═════ Provided entries
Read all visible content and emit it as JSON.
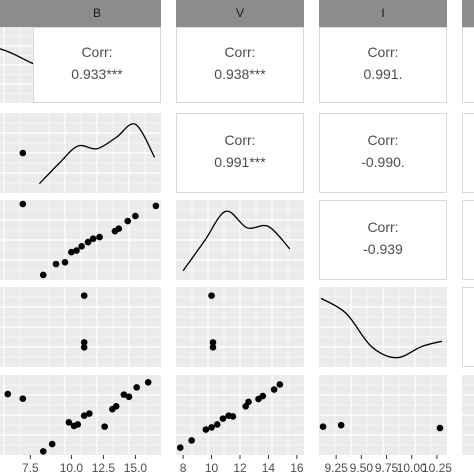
{
  "chart_data": {
    "type": "scatter",
    "variables": [
      "B",
      "V",
      "I"
    ],
    "column_strips": [
      {
        "label": ""
      },
      {
        "label": "B"
      },
      {
        "label": "V"
      },
      {
        "label": "I"
      },
      {
        "label": ""
      }
    ],
    "correlations": [
      {
        "pair": "B-?",
        "label": "Corr:",
        "value": "0.933***"
      },
      {
        "pair": "V-?",
        "label": "Corr:",
        "value": "0.938***"
      },
      {
        "pair": "I-?",
        "label": "Corr:",
        "value": "0.991."
      },
      {
        "pair": "V-B",
        "label": "Corr:",
        "value": "0.991***"
      },
      {
        "pair": "I-B",
        "label": "Corr:",
        "value": "-0.990."
      },
      {
        "pair": "I-V",
        "label": "Corr:",
        "value": "-0.939"
      }
    ],
    "x_tick_labels": {
      "first_column": [
        "7.5"
      ],
      "B": [
        "10.0",
        "12.5",
        "15.0"
      ],
      "V": [
        "8",
        "10",
        "12",
        "14",
        "16"
      ],
      "I": [
        "9.25",
        "9.50",
        "9.75",
        "10.00",
        "10.25"
      ]
    },
    "x_ticks": {
      "B": [
        10.0,
        12.5,
        15.0
      ],
      "V": [
        8,
        10,
        12,
        14,
        16
      ],
      "I": [
        9.25,
        9.5,
        9.75,
        10.0,
        10.25
      ]
    },
    "densities": {
      "B": {
        "x": [
          7.5,
          9,
          10.5,
          12,
          13.5,
          15,
          16.5
        ],
        "y": [
          0.05,
          0.35,
          0.62,
          0.58,
          0.75,
          0.95,
          0.45
        ]
      },
      "V": {
        "x": [
          8,
          9.5,
          11,
          12.5,
          14,
          15.5
        ],
        "y": [
          0.05,
          0.5,
          0.95,
          0.7,
          0.72,
          0.38
        ]
      },
      "I": {
        "x": [
          9.1,
          9.35,
          9.6,
          9.85,
          10.1,
          10.3
        ],
        "y": [
          0.95,
          0.72,
          0.22,
          0.05,
          0.22,
          0.3
        ]
      }
    },
    "panels": {
      "first_row_B": {
        "x": [
          7.4,
          7.7,
          8.0
        ],
        "y": [
          1,
          1,
          1
        ]
      },
      "B_V_scatter": {
        "x": [
          7.8,
          8.8,
          9.5,
          10.0,
          10.4,
          10.8,
          11.3,
          11.7,
          12.2,
          13.4,
          13.7,
          14.4,
          15.0,
          16.6
        ],
        "y": [
          8.6,
          9.9,
          10.1,
          11.3,
          11.5,
          12.0,
          12.5,
          12.9,
          13.1,
          13.8,
          14.1,
          15.0,
          15.6,
          16.8
        ]
      },
      "B_I_scatter": {
        "x": [
          11.0,
          11.0,
          11.0
        ],
        "y": [
          10.28,
          9.9,
          9.86
        ]
      },
      "V_I_scatter": {
        "x": [
          10.0,
          10.1,
          10.1
        ],
        "y": [
          10.28,
          9.9,
          9.86
        ]
      },
      "first_col_row5": {
        "x": [
          7.2,
          7.4,
          7.6
        ],
        "y": [
          14.5,
          13.9,
          13.3
        ]
      },
      "B_row5_scatter": {
        "x": [
          7.8,
          8.5,
          9.8,
          10.2,
          10.5,
          11.0,
          11.4,
          12.6,
          13.2,
          13.5,
          14.1,
          14.5,
          15.1,
          16.0
        ],
        "y": [
          7.0,
          8.0,
          11.0,
          10.5,
          10.7,
          11.9,
          12.2,
          10.4,
          12.8,
          13.2,
          14.8,
          14.5,
          15.8,
          16.5
        ]
      },
      "V_row5_scatter": {
        "x": [
          7.8,
          8.6,
          9.6,
          10.0,
          10.4,
          10.8,
          11.2,
          11.5,
          12.4,
          12.6,
          13.3,
          13.6,
          14.4,
          14.8
        ],
        "y": [
          7.5,
          8.5,
          10.0,
          10.3,
          10.7,
          11.5,
          11.9,
          11.8,
          13.2,
          13.8,
          14.2,
          14.6,
          15.5,
          16.2
        ]
      },
      "I_row5_scatter": {
        "x": [
          9.12,
          9.3,
          10.28
        ],
        "y": [
          10.4,
          10.6,
          10.2
        ]
      }
    },
    "colors": {
      "strip_background": "#8c8c8c",
      "panel_background": "#ebebeb",
      "grid": "#ffffff",
      "point": "#000000",
      "density_line": "#000000",
      "panel_border": "#d9d9d9"
    },
    "xlim": {
      "B": [
        7.0,
        17.0
      ],
      "V": [
        7.5,
        16.5
      ],
      "I": [
        9.08,
        10.35
      ],
      "first_column": [
        6.3,
        8.0
      ]
    }
  }
}
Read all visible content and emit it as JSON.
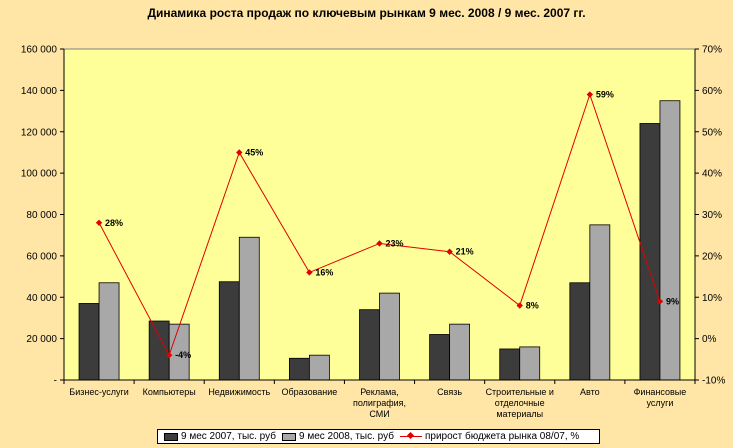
══════════
# Task instructions
Answer with a single number: the count of lines holding the word "value".

# Output of the task
6